Dataset records
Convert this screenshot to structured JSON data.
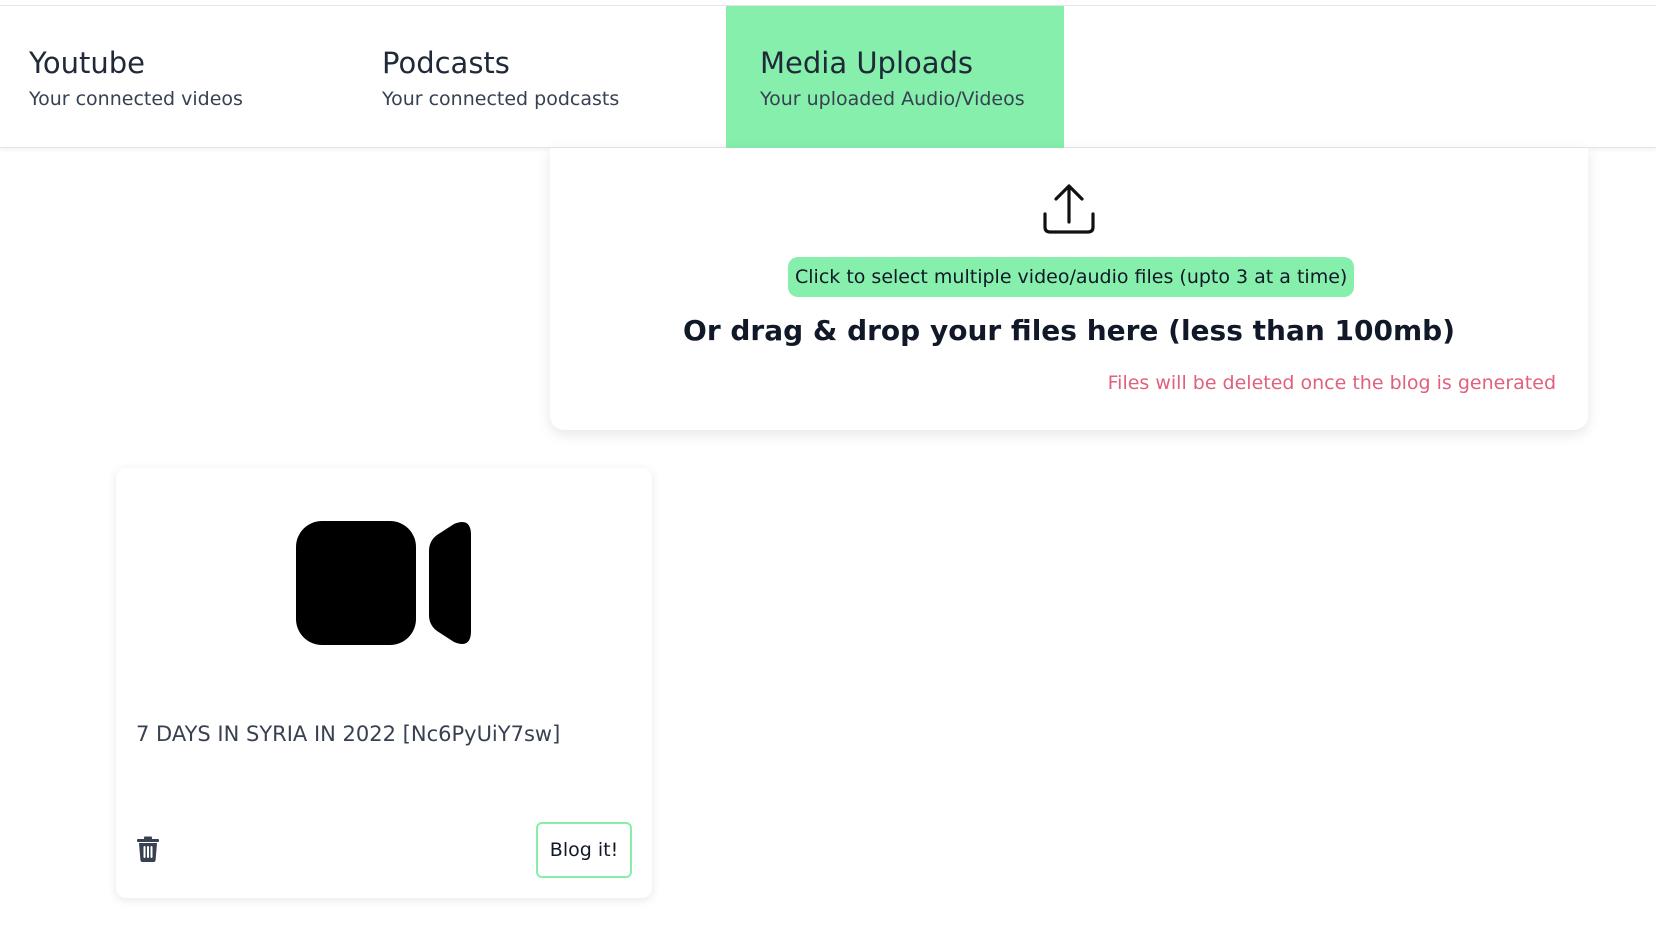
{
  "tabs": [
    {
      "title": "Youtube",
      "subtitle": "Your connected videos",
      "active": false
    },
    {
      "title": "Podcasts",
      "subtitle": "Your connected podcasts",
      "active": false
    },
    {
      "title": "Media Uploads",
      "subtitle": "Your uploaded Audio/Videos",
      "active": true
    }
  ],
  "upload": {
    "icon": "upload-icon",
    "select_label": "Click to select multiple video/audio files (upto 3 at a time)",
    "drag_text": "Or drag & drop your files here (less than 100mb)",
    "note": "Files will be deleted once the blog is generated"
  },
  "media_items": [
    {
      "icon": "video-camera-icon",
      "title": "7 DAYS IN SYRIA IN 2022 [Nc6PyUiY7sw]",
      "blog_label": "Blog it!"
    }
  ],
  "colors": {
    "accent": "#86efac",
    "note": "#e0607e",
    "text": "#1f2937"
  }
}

- _Work to complete_:
Repeat the material above verbatim. Leave the pictures behind.

- _Output for this exercise_:
Convert this screenshot to structured JSON data.
{
  "tabs": [
    {
      "title": "Youtube",
      "subtitle": "Your connected videos",
      "active": false
    },
    {
      "title": "Podcasts",
      "subtitle": "Your connected podcasts",
      "active": false
    },
    {
      "title": "Media Uploads",
      "subtitle": "Your uploaded Audio/Videos",
      "active": true
    }
  ],
  "upload": {
    "icon": "upload-icon",
    "select_label": "Click to select multiple video/audio files (upto 3 at a time)",
    "drag_text": "Or drag & drop your files here (less than 100mb)",
    "note": "Files will be deleted once the blog is generated"
  },
  "media_items": [
    {
      "icon": "video-camera-icon",
      "title": "7 DAYS IN SYRIA IN 2022 [Nc6PyUiY7sw]",
      "blog_label": "Blog it!"
    }
  ],
  "colors": {
    "accent": "#86efac",
    "note": "#e0607e",
    "text": "#1f2937"
  }
}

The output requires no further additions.